------ LISTING ------

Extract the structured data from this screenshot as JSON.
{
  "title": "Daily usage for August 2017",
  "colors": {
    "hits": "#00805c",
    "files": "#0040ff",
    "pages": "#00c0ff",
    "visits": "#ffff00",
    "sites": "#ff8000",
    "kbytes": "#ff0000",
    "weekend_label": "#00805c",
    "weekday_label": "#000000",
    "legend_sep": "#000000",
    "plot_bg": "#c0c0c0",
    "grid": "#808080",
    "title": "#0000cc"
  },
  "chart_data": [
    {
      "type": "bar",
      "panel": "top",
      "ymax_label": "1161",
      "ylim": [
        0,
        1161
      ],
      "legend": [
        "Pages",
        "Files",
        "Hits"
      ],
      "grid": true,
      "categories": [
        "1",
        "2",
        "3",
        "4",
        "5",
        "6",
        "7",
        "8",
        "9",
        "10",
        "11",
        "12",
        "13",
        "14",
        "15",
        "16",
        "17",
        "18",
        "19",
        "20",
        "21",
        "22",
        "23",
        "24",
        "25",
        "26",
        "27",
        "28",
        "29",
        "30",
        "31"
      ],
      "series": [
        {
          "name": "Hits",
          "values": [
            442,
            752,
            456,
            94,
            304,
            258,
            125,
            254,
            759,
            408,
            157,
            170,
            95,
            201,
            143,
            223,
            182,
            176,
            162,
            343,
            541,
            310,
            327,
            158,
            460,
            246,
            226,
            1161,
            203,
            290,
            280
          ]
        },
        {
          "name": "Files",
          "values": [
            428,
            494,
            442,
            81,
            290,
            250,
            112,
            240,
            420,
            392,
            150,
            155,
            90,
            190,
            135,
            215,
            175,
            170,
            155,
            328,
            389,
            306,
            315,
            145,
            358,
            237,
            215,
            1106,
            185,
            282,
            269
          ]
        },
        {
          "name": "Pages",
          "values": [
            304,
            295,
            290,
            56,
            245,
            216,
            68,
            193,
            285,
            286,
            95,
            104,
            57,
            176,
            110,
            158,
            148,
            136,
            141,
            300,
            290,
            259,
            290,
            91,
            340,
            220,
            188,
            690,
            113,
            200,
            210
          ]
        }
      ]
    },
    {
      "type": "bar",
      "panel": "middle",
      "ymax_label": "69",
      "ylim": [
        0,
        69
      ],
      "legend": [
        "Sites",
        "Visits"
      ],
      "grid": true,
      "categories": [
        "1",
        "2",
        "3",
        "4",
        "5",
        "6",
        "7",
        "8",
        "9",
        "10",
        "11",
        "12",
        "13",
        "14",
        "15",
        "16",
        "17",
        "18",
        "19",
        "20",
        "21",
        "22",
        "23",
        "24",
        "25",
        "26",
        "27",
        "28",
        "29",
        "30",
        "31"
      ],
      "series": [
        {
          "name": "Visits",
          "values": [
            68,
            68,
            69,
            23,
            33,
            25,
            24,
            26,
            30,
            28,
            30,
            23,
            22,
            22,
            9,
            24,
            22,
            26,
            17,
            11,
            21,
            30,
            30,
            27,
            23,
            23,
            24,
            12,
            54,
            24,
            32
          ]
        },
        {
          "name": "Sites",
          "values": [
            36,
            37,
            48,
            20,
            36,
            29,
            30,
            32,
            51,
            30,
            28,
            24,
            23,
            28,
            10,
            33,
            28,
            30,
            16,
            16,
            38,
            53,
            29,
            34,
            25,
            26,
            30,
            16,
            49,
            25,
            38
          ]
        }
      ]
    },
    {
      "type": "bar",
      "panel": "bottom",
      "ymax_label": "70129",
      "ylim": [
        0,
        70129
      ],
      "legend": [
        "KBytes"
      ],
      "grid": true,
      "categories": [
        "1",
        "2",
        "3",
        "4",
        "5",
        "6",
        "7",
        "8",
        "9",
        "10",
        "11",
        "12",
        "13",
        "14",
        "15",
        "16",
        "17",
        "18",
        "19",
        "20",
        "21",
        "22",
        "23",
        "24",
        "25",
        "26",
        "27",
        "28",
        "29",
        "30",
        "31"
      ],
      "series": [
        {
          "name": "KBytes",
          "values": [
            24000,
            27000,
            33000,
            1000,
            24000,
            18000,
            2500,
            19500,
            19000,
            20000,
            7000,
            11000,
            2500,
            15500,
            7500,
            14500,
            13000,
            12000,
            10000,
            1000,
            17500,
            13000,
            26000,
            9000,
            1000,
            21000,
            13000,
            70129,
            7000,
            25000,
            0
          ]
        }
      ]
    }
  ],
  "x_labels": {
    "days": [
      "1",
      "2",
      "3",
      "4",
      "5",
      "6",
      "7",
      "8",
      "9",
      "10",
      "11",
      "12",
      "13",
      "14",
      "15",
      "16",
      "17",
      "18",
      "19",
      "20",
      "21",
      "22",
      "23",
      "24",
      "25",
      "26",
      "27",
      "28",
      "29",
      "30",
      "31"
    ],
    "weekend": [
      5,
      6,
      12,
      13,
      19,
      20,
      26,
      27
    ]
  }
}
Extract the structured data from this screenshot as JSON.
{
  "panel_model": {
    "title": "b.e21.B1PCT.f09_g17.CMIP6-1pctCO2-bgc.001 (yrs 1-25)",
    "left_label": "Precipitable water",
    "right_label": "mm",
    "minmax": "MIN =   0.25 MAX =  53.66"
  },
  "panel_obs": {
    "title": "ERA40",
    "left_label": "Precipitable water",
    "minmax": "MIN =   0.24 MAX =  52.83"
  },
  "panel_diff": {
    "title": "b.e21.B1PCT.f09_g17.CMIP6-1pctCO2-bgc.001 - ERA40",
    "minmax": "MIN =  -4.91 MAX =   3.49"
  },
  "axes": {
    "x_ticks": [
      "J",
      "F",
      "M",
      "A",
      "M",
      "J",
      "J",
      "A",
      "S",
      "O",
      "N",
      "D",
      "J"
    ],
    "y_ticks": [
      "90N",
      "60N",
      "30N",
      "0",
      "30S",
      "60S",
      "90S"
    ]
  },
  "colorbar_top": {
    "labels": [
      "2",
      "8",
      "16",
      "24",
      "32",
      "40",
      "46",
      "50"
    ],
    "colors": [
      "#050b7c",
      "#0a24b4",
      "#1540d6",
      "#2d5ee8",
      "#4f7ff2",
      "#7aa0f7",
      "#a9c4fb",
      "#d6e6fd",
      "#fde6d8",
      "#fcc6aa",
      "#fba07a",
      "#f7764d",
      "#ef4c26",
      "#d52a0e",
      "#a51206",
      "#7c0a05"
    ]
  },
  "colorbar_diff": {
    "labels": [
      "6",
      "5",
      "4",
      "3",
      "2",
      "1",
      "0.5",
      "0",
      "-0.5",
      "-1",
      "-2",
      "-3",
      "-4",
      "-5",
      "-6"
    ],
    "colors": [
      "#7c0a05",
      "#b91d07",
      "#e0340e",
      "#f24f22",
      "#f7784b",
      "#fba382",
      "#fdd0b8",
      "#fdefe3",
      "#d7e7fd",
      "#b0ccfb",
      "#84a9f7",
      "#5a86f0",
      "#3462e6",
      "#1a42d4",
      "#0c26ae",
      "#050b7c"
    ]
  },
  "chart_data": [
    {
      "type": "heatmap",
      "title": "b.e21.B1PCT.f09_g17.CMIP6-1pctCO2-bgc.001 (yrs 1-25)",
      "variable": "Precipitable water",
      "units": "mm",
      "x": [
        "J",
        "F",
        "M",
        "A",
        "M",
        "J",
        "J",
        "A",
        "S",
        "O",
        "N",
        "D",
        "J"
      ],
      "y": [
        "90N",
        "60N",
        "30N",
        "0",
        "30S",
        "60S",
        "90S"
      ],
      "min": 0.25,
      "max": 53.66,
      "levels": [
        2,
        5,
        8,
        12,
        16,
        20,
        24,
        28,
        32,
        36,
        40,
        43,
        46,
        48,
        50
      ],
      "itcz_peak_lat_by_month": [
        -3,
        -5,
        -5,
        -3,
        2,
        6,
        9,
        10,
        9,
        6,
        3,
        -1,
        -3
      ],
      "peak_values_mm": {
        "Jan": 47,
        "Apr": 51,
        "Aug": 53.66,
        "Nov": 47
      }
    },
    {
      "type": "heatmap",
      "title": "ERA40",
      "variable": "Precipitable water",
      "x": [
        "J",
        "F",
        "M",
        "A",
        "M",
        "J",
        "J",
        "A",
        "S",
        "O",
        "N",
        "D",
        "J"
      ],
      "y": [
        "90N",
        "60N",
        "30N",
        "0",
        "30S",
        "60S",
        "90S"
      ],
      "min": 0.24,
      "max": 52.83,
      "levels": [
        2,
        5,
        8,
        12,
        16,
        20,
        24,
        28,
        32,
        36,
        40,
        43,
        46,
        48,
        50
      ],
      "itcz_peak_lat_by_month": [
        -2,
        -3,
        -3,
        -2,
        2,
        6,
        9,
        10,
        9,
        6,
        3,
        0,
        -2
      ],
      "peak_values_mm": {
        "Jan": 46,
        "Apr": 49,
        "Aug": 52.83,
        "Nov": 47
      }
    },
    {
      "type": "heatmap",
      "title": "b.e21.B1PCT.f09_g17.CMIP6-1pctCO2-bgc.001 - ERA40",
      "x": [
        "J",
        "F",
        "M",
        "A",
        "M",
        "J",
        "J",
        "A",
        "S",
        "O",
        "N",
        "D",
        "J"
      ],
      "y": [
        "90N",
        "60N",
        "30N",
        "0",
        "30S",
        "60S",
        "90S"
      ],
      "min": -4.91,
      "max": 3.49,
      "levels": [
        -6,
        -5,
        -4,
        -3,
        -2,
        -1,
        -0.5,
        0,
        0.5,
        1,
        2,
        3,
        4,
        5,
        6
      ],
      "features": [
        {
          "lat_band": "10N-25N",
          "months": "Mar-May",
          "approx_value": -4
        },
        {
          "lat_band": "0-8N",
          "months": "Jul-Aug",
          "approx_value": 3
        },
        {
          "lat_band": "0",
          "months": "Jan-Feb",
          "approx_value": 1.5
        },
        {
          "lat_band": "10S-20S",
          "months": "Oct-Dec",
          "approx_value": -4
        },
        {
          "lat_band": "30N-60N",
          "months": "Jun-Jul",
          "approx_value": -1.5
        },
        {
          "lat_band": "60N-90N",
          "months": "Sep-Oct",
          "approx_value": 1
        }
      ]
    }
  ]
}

------

TO BE DONE:
Each line holding "name" must be found and copied.

SOLUTION TO THE EXERCISE:
          "name": "Hits",
          "name": "Files",
          "name": "Pages",
          "name": "Visits",
          "name": "Sites",
          "name": "KBytes",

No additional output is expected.